EXERCISE INSTRUCTIONS |
State how many lines of the entries hold the string "Ranger". Reply with the number alone.

LISTED ENTRIES |
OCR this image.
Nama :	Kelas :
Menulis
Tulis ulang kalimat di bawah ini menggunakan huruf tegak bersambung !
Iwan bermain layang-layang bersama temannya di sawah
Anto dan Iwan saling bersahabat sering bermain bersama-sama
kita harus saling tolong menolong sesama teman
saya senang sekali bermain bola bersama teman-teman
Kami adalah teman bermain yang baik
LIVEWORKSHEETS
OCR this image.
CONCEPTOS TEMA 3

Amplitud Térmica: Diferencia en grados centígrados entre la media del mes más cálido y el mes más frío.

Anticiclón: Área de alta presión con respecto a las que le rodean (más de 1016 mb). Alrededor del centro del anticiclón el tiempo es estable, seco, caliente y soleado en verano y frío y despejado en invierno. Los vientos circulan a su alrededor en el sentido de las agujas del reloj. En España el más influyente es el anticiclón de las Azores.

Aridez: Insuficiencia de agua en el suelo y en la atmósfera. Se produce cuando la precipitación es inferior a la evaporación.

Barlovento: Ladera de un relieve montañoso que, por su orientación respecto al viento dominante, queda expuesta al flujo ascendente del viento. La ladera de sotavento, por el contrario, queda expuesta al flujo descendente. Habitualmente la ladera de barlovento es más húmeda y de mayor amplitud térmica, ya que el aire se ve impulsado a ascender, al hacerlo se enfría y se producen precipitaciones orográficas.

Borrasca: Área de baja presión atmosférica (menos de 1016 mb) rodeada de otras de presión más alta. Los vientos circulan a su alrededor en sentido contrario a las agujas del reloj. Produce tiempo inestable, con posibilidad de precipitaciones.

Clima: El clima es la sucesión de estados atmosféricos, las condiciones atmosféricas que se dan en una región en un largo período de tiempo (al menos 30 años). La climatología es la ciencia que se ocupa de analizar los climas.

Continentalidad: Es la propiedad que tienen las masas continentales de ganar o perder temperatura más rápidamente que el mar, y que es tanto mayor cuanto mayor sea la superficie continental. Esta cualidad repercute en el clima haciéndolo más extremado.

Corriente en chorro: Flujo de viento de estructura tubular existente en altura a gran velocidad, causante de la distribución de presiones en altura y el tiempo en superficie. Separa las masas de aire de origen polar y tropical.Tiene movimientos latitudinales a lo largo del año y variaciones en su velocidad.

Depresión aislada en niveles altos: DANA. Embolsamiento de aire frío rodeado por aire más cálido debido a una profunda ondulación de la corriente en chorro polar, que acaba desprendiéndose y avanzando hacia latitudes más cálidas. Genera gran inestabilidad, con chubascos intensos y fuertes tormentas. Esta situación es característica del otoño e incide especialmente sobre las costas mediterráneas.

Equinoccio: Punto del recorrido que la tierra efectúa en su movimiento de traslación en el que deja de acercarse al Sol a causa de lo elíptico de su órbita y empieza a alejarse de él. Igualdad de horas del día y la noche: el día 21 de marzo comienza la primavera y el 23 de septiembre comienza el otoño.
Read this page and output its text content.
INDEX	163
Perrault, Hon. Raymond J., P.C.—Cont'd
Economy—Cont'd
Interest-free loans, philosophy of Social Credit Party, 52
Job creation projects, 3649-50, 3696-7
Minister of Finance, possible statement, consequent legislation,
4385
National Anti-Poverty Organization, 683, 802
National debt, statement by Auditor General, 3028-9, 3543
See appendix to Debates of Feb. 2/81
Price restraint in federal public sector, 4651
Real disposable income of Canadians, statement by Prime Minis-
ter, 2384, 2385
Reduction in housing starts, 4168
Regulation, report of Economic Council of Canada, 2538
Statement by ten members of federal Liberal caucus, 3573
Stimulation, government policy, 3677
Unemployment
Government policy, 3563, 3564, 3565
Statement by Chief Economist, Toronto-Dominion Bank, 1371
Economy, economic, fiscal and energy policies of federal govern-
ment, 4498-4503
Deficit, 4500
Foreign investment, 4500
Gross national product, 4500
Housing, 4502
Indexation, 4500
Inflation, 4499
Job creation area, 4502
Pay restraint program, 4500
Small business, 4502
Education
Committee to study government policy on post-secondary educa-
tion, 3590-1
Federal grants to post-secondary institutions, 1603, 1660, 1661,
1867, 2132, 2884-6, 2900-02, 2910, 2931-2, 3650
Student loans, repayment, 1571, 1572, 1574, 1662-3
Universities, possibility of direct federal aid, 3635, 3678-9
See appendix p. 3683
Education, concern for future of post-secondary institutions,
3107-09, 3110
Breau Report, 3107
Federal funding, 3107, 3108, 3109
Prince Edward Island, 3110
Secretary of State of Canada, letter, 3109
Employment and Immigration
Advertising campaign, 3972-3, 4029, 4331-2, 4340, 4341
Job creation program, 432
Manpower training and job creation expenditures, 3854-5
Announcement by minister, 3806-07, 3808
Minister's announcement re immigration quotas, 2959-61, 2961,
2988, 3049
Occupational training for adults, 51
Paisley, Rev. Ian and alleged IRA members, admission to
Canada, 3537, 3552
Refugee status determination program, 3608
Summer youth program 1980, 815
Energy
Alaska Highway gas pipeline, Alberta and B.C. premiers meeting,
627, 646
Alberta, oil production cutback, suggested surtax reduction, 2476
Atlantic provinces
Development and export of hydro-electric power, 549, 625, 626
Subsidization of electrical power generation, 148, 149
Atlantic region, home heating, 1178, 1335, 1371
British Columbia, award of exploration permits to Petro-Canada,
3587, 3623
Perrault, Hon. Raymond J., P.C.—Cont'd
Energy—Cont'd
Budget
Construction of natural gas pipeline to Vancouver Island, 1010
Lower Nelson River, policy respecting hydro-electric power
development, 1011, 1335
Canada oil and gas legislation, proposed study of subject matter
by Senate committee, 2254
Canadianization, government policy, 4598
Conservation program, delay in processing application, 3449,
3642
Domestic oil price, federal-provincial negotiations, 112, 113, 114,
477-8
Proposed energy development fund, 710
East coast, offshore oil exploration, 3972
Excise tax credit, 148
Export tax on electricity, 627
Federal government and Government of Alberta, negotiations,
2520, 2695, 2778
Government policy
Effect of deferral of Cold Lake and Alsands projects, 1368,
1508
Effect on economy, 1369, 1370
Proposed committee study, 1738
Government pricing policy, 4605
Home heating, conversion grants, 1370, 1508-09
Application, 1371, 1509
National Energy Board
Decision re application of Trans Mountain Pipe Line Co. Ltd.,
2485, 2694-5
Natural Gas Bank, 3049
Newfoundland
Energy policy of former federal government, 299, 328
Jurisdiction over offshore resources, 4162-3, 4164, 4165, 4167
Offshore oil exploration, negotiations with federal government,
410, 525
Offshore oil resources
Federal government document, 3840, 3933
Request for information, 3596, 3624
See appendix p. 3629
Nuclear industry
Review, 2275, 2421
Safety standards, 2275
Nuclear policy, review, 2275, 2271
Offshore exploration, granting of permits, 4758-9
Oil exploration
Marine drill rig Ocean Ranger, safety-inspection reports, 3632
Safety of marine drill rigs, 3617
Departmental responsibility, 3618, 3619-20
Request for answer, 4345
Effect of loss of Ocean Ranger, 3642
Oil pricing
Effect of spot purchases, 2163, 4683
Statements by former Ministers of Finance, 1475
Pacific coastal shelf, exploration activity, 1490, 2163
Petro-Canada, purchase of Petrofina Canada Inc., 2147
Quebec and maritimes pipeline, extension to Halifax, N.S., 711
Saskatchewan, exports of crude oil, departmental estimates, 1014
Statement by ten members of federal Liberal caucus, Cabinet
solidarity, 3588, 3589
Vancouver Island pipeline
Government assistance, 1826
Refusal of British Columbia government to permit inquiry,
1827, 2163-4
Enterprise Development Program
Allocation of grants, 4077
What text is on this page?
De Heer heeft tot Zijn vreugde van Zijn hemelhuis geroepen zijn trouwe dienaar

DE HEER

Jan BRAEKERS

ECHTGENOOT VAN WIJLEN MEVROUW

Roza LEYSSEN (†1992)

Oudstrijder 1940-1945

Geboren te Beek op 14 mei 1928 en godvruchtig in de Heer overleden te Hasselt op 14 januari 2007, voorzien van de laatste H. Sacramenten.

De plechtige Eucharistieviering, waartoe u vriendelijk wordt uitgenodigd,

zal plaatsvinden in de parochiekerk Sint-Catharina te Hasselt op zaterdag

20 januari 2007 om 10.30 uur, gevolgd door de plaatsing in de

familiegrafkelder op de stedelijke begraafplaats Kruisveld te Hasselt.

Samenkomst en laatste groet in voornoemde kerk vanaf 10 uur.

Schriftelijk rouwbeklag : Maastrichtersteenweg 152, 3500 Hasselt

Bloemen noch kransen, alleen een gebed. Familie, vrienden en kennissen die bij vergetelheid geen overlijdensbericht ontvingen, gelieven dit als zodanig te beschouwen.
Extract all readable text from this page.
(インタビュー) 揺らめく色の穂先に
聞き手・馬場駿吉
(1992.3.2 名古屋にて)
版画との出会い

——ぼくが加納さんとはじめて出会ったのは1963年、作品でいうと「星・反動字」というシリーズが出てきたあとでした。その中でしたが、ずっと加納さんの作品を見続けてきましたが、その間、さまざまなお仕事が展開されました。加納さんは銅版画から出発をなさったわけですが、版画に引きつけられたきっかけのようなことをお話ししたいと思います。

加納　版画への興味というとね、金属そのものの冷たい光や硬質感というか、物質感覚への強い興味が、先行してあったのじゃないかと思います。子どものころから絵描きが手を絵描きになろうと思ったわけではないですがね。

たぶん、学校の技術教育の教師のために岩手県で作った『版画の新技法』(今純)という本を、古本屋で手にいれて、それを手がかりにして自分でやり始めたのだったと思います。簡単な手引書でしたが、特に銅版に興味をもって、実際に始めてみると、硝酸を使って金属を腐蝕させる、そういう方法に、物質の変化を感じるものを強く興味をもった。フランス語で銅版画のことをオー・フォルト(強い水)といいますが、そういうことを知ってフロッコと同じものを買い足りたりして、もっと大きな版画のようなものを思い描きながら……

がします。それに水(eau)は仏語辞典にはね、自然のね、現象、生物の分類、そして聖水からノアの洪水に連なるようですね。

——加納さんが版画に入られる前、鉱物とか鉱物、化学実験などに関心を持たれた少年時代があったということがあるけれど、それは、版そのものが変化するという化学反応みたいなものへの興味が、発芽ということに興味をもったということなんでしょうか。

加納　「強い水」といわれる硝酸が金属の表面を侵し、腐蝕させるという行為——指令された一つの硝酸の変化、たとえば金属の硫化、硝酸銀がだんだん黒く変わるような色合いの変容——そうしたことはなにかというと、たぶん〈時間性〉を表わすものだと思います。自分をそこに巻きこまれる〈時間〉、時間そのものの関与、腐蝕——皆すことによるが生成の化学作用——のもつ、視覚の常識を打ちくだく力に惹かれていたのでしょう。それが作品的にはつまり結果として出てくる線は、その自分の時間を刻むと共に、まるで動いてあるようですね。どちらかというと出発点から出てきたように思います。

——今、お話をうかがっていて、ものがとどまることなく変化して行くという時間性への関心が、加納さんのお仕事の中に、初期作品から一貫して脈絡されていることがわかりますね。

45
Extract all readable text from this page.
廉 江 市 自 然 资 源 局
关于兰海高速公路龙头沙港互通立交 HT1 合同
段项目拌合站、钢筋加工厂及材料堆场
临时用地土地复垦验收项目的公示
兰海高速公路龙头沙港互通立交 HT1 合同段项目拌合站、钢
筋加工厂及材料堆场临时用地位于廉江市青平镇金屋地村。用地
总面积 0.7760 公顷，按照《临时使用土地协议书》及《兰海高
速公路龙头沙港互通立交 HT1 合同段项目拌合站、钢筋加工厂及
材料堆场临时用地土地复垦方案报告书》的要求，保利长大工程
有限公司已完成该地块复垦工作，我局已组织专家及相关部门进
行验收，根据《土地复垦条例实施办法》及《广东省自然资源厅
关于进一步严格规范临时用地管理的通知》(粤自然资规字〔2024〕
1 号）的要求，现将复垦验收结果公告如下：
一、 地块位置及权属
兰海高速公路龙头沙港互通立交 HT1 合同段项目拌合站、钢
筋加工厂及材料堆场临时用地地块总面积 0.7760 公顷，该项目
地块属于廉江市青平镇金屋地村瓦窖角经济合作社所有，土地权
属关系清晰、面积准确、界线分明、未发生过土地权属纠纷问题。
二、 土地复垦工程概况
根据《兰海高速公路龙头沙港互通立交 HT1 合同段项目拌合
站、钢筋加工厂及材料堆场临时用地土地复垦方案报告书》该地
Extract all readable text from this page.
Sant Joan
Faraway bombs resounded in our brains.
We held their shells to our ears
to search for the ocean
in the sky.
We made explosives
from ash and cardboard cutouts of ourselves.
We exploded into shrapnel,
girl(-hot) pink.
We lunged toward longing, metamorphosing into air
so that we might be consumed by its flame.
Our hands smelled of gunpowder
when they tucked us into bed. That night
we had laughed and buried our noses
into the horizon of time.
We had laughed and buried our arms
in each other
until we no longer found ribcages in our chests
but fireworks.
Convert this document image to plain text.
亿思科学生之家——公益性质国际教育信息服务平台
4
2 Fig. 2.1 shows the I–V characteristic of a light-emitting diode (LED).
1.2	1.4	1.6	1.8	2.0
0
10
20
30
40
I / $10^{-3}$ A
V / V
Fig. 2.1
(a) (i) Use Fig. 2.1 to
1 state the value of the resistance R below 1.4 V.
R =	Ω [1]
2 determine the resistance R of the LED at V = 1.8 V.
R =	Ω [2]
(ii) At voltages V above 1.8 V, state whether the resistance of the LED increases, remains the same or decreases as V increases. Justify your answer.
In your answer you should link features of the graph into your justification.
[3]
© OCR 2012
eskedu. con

ANSWER TO THIS TASK |
2